## THE PROBLEM
The records that follow are to be transcribed in full, without their images.

— Start of RECORDS FOR THIS TASK —

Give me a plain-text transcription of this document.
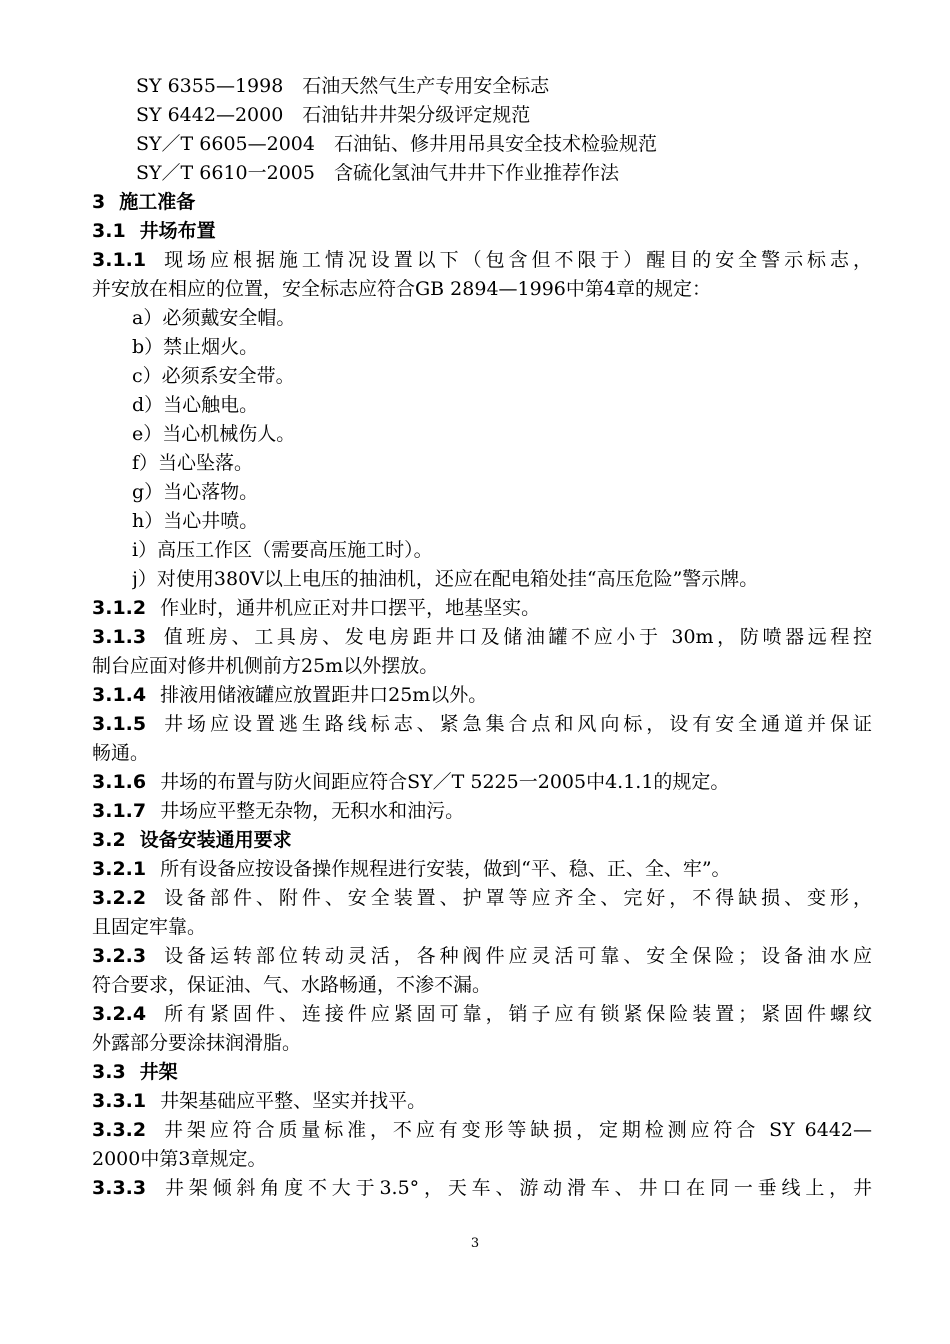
SY 6355—1998　石油天然气生产专用安全标志
SY 6442—2000　石油钻井井架分级评定规范
SY／T 6605—2004　石油钻、修井用吊具安全技术检验规范
SY／T 6610一2005　含硫化氢油气井井下作业推荐作法
3 施工准备
3.1 井场布置
3.1.1 现场应根据施工情况设置以下（包含但不限于）醒目的安全警示标志，
并安放在相应的位置，安全标志应符合GB 2894—1996中第4章的规定：
a）必须戴安全帽。
b）禁止烟火。
c）必须系安全带。
d）当心触电。
e）当心机械伤人。
f）当心坠落。
g）当心落物。
h）当心井喷。
i）高压工作区（需要高压施工时）。
j）对使用380V以上电压的抽油机，还应在配电箱处挂“高压危险”警示牌。
3.1.2 作业时，通井机应正对井口摆平，地基坚实。
3.1.3 值班房、工具房、发电房距井口及储油罐不应小于 30m，防喷器远程控
制台应面对修井机侧前方25m以外摆放。
3.1.4 排液用储液罐应放置距井口25m以外。
3.1.5 井场应设置逃生路线标志、紧急集合点和风向标，设有安全通道并保证
畅通。
3.1.6 井场的布置与防火间距应符合SY／T 5225一2005中4.1.1的规定。
3.1.7 井场应平整无杂物，无积水和油污。
3.2 设备安装通用要求
3.2.1 所有设备应按设备操作规程进行安装，做到“平、稳、正、全、牢”。
3.2.2 设备部件、附件、安全装置、护罩等应齐全、完好，不得缺损、变形，
且固定牢靠。
3.2.3 设备运转部位转动灵活，各种阀件应灵活可靠、安全保险；设备油水应
符合要求，保证油、气、水路畅通，不渗不漏。
3.2.4 所有紧固件、连接件应紧固可靠，销子应有锁紧保险装置；紧固件螺纹
外露部分要涂抹润滑脂。
3.3 井架
3.3.1 井架基础应平整、坚实并找平。
3.3.2 井架应符合质量标准，不应有变形等缺损，定期检测应符合 SY 6442—
2000中第3章规定。
3.3.3 井架倾斜角度不大于3.5°，天车、游动滑车、井口在同一垂线上，井
3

— End of RECORDS FOR THIS TASK —

## RESULT OF THIS EXERCISE
Give me a plain-text transcription of this document.
SY 6355—1998　石油天然气生产专用安全标志
SY 6442—2000　石油钻井井架分级评定规范
SY／T 6605—2004　石油钻、修井用吊具安全技术检验规范
SY／T 6610一2005　含硫化氢油气井井下作业推荐作法
3 施工准备
3.1 井场布置
3.1.1 现场应根据施工情况设置以下（包含但不限于）醒目的安全警示标志，
并安放在相应的位置，安全标志应符合GB 2894—1996中第4章的规定：
a）必须戴安全帽。
b）禁止烟火。
c）必须系安全带。
d）当心触电。
e）当心机械伤人。
f）当心坠落。
g）当心落物。
h）当心井喷。
i）高压工作区（需要高压施工时）。
j）对使用380V以上电压的抽油机，还应在配电箱处挂“高压危险”警示牌。
3.1.2 作业时，通井机应正对井口摆平，地基坚实。
3.1.3 值班房、工具房、发电房距井口及储油罐不应小于 30m，防喷器远程控
制台应面对修井机侧前方25m以外摆放。
3.1.4 排液用储液罐应放置距井口25m以外。
3.1.5 井场应设置逃生路线标志、紧急集合点和风向标，设有安全通道并保证
畅通。
3.1.6 井场的布置与防火间距应符合SY／T 5225一2005中4.1.1的规定。
3.1.7 井场应平整无杂物，无积水和油污。
3.2 设备安装通用要求
3.2.1 所有设备应按设备操作规程进行安装，做到“平、稳、正、全、牢”。
3.2.2 设备部件、附件、安全装置、护罩等应齐全、完好，不得缺损、变形，
且固定牢靠。
3.2.3 设备运转部位转动灵活，各种阀件应灵活可靠、安全保险；设备油水应
符合要求，保证油、气、水路畅通，不渗不漏。
3.2.4 所有紧固件、连接件应紧固可靠，销子应有锁紧保险装置；紧固件螺纹
外露部分要涂抹润滑脂。
3.3 井架
3.3.1 井架基础应平整、坚实并找平。
3.3.2 井架应符合质量标准，不应有变形等缺损，定期检测应符合 SY 6442—
2000中第3章规定。
3.3.3 井架倾斜角度不大于3.5°，天车、游动滑车、井口在同一垂线上，井
3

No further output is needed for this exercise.